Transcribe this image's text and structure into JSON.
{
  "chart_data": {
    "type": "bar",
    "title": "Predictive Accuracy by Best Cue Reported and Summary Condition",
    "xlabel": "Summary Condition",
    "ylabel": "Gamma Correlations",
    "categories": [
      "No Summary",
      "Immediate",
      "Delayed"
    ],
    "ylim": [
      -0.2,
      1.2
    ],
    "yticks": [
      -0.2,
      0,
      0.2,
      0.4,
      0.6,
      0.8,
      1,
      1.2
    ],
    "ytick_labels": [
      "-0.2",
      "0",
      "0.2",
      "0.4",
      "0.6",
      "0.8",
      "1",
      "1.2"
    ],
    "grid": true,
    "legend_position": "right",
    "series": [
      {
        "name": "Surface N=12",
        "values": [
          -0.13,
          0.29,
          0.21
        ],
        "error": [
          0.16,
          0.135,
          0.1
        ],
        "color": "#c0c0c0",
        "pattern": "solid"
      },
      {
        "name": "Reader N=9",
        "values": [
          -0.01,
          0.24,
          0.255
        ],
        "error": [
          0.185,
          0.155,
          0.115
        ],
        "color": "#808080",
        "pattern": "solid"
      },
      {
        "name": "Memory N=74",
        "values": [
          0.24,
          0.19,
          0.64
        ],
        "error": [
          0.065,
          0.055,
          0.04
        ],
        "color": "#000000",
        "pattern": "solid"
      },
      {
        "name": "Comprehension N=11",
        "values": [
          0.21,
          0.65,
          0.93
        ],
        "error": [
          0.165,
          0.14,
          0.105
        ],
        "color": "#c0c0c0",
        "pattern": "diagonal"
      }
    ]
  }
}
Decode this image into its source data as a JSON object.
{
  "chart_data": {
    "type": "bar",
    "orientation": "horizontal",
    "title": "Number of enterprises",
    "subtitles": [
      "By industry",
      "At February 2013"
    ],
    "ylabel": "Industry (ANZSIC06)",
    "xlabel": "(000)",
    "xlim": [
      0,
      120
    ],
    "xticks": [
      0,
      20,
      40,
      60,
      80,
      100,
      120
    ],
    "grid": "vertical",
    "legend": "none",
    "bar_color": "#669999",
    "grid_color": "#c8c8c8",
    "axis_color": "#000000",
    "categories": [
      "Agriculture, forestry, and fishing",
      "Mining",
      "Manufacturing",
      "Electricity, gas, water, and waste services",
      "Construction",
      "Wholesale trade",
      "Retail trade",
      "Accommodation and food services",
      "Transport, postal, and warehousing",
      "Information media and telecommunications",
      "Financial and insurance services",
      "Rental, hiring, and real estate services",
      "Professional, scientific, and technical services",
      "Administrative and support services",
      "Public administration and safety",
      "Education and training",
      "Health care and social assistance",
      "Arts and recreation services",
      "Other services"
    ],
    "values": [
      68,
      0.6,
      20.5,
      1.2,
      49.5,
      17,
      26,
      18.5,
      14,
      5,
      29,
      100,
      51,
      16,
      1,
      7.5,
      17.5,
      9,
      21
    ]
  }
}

WORK REQUIRED
Extract all of the material exactly as it is written.

SOLUTION FOR THIS EXERCISE
Transcribe this image's text and structure into JSON.
{
  "chart_data": {
    "type": "bar",
    "title": "Predictive Accuracy by Best Cue Reported and Summary Condition",
    "xlabel": "Summary Condition",
    "ylabel": "Gamma Correlations",
    "categories": [
      "No Summary",
      "Immediate",
      "Delayed"
    ],
    "ylim": [
      -0.2,
      1.2
    ],
    "yticks": [
      -0.2,
      0,
      0.2,
      0.4,
      0.6,
      0.8,
      1,
      1.2
    ],
    "ytick_labels": [
      "-0.2",
      "0",
      "0.2",
      "0.4",
      "0.6",
      "0.8",
      "1",
      "1.2"
    ],
    "grid": true,
    "legend_position": "right",
    "series": [
      {
        "name": "Surface N=12",
        "values": [
          -0.13,
          0.29,
          0.21
        ],
        "error": [
          0.16,
          0.135,
          0.1
        ],
        "color": "#c0c0c0",
        "pattern": "solid"
      },
      {
        "name": "Reader N=9",
        "values": [
          -0.01,
          0.24,
          0.255
        ],
        "error": [
          0.185,
          0.155,
          0.115
        ],
        "color": "#808080",
        "pattern": "solid"
      },
      {
        "name": "Memory N=74",
        "values": [
          0.24,
          0.19,
          0.64
        ],
        "error": [
          0.065,
          0.055,
          0.04
        ],
        "color": "#000000",
        "pattern": "solid"
      },
      {
        "name": "Comprehension N=11",
        "values": [
          0.21,
          0.65,
          0.93
        ],
        "error": [
          0.165,
          0.14,
          0.105
        ],
        "color": "#c0c0c0",
        "pattern": "diagonal"
      }
    ]
  }
}
Decode this image into its source data as a JSON object.
{
  "chart_data": {
    "type": "bar",
    "orientation": "horizontal",
    "title": "Number of enterprises",
    "subtitles": [
      "By industry",
      "At February 2013"
    ],
    "ylabel": "Industry (ANZSIC06)",
    "xlabel": "(000)",
    "xlim": [
      0,
      120
    ],
    "xticks": [
      0,
      20,
      40,
      60,
      80,
      100,
      120
    ],
    "grid": "vertical",
    "legend": "none",
    "bar_color": "#669999",
    "grid_color": "#c8c8c8",
    "axis_color": "#000000",
    "categories": [
      "Agriculture, forestry, and fishing",
      "Mining",
      "Manufacturing",
      "Electricity, gas, water, and waste services",
      "Construction",
      "Wholesale trade",
      "Retail trade",
      "Accommodation and food services",
      "Transport, postal, and warehousing",
      "Information media and telecommunications",
      "Financial and insurance services",
      "Rental, hiring, and real estate services",
      "Professional, scientific, and technical services",
      "Administrative and support services",
      "Public administration and safety",
      "Education and training",
      "Health care and social assistance",
      "Arts and recreation services",
      "Other services"
    ],
    "values": [
      68,
      0.6,
      20.5,
      1.2,
      49.5,
      17,
      26,
      18.5,
      14,
      5,
      29,
      100,
      51,
      16,
      1,
      7.5,
      17.5,
      9,
      21
    ]
  }
}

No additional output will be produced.